-- START OF Material provided --

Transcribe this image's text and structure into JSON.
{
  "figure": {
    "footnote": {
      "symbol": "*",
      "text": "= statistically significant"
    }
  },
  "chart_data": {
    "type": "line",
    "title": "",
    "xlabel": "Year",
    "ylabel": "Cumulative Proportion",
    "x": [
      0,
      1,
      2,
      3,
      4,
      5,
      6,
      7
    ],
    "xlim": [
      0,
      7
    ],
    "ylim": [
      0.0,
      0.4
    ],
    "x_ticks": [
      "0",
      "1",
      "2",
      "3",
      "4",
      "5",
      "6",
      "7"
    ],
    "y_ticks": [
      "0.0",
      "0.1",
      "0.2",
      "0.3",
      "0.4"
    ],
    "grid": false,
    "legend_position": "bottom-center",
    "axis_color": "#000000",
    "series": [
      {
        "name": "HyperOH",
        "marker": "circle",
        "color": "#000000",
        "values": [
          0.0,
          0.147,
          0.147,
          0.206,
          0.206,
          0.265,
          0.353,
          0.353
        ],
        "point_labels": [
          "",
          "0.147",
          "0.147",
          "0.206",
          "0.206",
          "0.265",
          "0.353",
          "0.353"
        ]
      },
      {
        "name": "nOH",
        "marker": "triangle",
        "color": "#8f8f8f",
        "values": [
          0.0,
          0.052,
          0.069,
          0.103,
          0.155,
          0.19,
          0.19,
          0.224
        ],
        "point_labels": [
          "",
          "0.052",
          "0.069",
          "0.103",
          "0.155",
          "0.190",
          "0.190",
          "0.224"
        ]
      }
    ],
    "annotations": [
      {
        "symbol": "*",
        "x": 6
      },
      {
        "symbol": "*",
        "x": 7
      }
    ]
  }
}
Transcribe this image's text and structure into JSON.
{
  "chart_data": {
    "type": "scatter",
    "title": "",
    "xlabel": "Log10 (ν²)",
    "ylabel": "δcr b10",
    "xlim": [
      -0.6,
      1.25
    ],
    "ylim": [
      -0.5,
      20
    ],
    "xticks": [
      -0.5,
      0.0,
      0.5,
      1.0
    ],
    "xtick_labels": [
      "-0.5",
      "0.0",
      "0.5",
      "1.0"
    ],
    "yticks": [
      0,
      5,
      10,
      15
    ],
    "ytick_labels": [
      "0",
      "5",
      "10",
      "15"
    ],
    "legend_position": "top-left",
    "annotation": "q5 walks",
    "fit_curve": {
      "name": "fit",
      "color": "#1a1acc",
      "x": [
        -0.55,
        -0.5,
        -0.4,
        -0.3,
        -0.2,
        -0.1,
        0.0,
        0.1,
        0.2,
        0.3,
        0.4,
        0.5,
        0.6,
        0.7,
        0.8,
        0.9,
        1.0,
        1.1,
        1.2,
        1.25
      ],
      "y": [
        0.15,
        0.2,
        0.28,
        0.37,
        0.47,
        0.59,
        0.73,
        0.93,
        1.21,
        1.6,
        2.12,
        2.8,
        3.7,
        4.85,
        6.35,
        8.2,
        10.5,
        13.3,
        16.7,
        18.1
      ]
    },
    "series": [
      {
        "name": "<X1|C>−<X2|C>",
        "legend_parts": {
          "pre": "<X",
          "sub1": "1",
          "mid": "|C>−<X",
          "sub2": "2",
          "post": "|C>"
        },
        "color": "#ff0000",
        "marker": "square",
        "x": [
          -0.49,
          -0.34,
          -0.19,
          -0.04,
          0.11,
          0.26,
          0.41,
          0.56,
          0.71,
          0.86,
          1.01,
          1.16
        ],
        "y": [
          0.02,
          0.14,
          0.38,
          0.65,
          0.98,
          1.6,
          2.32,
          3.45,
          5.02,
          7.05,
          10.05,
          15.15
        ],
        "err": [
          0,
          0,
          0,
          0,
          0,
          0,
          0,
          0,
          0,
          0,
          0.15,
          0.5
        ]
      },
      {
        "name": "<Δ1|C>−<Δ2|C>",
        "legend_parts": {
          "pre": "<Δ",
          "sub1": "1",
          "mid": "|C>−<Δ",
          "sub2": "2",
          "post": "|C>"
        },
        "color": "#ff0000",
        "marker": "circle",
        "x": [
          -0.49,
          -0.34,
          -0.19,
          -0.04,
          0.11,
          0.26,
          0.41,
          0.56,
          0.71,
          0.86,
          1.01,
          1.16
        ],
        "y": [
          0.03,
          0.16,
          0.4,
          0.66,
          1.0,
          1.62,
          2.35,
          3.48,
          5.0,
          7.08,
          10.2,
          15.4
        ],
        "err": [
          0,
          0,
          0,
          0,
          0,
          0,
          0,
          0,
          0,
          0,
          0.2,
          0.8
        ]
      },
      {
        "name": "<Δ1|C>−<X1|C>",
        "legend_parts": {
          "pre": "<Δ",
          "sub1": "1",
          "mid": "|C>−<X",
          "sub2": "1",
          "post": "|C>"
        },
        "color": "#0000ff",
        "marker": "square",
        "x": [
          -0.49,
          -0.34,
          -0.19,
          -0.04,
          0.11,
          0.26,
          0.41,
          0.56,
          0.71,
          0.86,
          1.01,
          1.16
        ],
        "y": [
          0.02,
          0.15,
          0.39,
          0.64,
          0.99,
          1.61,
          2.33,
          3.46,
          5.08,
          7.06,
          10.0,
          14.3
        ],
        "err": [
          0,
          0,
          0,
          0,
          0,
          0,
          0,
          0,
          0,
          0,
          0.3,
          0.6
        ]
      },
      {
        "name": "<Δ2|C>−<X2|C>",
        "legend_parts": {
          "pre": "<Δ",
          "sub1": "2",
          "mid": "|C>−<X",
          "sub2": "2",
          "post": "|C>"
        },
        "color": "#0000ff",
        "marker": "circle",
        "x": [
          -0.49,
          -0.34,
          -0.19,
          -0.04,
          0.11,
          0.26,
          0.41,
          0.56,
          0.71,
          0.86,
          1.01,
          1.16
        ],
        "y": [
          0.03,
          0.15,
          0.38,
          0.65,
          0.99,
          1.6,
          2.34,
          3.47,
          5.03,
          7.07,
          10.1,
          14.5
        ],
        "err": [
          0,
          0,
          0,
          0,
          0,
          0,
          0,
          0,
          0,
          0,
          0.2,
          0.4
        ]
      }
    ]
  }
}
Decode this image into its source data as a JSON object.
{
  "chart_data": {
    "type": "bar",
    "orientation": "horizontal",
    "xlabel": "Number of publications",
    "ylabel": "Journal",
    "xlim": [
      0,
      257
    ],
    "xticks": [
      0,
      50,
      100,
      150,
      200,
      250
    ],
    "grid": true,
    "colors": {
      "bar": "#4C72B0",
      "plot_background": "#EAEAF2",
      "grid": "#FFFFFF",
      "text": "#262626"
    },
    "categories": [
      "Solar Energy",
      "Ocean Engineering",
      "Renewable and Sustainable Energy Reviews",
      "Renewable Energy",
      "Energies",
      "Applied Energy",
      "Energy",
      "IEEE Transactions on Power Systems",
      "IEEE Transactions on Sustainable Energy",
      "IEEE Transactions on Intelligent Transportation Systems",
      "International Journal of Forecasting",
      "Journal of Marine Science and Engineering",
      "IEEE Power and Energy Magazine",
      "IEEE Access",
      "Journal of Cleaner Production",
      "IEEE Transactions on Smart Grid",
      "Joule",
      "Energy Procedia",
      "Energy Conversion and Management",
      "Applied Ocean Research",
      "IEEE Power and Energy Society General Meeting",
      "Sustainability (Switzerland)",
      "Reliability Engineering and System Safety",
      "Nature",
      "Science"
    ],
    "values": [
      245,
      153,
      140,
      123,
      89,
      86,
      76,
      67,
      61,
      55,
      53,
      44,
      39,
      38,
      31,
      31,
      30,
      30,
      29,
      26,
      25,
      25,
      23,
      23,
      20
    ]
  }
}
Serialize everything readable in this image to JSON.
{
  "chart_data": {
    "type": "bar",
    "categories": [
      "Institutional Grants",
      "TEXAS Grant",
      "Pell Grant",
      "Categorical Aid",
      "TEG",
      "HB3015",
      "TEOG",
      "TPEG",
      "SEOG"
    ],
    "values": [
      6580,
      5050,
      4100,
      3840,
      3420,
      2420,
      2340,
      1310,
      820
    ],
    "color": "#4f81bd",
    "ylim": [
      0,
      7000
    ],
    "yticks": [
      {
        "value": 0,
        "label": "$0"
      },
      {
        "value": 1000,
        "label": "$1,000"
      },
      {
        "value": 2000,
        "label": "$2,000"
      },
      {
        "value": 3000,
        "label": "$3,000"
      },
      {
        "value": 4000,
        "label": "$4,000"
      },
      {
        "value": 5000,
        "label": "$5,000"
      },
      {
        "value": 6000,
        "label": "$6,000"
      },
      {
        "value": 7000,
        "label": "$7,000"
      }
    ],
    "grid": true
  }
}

-- END OF Material provided --

• _Your objective_
Your task is to return, exactly and on their own, the lines from the one containing "Serialize everything readable" through the last line of the listing.

• _Result for this task_
Serialize everything readable in this image to JSON.
{
  "chart_data": {
    "type": "bar",
    "categories": [
      "Institutional Grants",
      "TEXAS Grant",
      "Pell Grant",
      "Categorical Aid",
      "TEG",
      "HB3015",
      "TEOG",
      "TPEG",
      "SEOG"
    ],
    "values": [
      6580,
      5050,
      4100,
      3840,
      3420,
      2420,
      2340,
      1310,
      820
    ],
    "color": "#4f81bd",
    "ylim": [
      0,
      7000
    ],
    "yticks": [
      {
        "value": 0,
        "label": "$0"
      },
      {
        "value": 1000,
        "label": "$1,000"
      },
      {
        "value": 2000,
        "label": "$2,000"
      },
      {
        "value": 3000,
        "label": "$3,000"
      },
      {
        "value": 4000,
        "label": "$4,000"
      },
      {
        "value": 5000,
        "label": "$5,000"
      },
      {
        "value": 6000,
        "label": "$6,000"
      },
      {
        "value": 7000,
        "label": "$7,000"
      }
    ],
    "grid": true
  }
}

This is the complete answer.